▶ WRITTEN EXERCISE:
Please count the lines of the listing that contain the string "mail" with matching case, and reply with the number alone.
begin
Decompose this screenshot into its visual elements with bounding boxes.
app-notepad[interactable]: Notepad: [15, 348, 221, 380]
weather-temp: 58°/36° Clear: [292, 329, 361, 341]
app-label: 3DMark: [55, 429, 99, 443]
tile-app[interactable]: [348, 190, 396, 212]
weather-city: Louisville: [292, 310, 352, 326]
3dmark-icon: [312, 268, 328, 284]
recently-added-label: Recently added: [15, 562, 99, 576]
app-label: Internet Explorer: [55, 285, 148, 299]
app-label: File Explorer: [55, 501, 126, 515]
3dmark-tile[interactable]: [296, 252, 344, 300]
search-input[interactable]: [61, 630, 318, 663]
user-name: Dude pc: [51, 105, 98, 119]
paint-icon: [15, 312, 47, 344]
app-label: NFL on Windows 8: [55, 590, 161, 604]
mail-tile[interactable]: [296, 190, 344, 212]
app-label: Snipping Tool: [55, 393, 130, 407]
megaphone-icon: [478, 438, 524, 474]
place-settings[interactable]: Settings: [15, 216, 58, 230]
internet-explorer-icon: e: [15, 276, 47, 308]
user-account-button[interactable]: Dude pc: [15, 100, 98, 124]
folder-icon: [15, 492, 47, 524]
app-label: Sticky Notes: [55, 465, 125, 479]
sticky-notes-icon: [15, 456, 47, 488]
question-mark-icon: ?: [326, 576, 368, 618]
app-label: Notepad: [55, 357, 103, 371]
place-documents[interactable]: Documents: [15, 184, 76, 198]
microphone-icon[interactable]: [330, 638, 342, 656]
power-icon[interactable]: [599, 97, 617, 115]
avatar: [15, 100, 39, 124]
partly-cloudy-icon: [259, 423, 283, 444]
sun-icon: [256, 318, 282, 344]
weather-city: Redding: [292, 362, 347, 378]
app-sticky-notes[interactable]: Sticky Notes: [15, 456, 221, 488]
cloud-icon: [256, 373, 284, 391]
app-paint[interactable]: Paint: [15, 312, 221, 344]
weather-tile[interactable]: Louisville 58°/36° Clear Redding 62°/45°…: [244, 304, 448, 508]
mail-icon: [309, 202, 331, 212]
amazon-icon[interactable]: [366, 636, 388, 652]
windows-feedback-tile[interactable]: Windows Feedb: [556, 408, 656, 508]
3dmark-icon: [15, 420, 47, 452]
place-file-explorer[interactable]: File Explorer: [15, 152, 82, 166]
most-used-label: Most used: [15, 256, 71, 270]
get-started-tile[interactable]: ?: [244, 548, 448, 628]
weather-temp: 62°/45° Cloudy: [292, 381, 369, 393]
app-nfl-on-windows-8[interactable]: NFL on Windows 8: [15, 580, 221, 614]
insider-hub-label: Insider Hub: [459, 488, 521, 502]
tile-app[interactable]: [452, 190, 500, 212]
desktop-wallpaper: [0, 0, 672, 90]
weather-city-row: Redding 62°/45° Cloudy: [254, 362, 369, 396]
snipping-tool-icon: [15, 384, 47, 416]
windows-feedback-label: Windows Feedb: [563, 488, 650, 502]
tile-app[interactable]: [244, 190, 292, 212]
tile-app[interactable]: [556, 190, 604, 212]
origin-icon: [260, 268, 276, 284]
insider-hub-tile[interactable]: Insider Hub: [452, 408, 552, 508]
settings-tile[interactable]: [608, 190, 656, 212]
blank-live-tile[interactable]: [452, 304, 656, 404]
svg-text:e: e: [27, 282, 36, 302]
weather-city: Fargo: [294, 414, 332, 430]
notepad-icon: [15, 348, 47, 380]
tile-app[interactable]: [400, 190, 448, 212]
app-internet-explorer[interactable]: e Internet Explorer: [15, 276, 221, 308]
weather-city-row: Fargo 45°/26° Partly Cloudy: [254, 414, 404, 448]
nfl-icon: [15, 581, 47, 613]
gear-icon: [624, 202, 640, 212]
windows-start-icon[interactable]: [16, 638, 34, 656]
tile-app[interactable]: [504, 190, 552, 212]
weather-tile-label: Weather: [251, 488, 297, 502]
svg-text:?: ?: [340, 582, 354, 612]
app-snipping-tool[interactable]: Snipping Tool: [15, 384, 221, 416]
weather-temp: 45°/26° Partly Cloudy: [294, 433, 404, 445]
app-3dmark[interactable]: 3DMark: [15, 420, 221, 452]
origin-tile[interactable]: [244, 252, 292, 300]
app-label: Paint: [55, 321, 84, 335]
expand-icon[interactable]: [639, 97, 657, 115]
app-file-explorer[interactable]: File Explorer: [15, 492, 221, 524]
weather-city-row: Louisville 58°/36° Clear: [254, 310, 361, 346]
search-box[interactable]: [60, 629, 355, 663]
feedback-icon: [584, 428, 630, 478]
end
▶ PROBLEM SOLUTION:
2